§ YOUR TASK:
In the entries below, find the lines that contain the word "JSON" and copy them.

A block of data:
────────

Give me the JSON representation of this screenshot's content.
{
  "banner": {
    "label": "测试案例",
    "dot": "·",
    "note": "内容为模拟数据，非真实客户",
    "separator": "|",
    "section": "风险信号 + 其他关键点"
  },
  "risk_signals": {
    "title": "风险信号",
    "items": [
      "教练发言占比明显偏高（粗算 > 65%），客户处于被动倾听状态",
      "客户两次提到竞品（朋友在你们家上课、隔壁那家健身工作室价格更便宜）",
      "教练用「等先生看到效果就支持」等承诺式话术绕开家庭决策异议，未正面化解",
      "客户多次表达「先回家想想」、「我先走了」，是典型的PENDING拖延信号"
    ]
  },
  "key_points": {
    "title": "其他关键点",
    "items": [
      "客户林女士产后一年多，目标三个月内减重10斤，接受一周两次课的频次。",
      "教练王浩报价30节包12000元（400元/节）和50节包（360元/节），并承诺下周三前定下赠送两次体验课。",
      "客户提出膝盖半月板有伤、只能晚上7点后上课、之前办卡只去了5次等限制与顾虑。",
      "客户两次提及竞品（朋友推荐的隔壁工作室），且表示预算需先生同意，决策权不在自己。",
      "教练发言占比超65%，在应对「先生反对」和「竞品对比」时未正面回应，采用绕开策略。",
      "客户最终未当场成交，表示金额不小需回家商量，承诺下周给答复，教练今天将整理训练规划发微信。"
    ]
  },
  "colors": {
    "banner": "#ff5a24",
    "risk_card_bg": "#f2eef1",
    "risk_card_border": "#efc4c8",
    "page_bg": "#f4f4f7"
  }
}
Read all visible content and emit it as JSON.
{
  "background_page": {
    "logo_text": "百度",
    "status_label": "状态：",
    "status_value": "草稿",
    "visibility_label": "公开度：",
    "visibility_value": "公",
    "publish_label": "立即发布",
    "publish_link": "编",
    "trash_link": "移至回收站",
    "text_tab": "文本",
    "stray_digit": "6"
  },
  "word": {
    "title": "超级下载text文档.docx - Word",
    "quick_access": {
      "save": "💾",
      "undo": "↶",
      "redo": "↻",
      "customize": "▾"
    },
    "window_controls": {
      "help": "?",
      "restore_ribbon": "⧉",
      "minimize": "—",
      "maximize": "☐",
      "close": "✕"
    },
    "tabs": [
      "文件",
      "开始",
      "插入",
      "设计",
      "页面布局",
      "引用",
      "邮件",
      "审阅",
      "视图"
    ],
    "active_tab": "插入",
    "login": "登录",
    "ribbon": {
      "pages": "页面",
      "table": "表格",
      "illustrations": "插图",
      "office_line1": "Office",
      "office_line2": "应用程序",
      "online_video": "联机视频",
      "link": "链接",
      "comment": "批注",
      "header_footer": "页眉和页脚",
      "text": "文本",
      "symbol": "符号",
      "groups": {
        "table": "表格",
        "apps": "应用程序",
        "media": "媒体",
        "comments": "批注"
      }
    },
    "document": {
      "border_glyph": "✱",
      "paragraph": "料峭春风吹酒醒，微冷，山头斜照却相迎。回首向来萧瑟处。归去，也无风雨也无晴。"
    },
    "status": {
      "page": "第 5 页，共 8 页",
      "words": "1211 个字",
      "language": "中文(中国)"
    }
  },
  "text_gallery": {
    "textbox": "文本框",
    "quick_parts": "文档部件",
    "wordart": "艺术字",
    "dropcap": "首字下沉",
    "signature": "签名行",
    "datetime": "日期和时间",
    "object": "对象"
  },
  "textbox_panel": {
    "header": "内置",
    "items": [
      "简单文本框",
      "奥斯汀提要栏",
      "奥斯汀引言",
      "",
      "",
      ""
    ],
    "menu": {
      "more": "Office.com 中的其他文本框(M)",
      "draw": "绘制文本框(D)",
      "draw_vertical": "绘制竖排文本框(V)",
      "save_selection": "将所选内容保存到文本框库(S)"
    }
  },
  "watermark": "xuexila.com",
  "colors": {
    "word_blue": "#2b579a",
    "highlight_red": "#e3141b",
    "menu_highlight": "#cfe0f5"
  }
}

────────

§ RESULT FOR THIS EXERCISE:
Give me the JSON representation of this screenshot's content.
Read all visible content and emit it as JSON.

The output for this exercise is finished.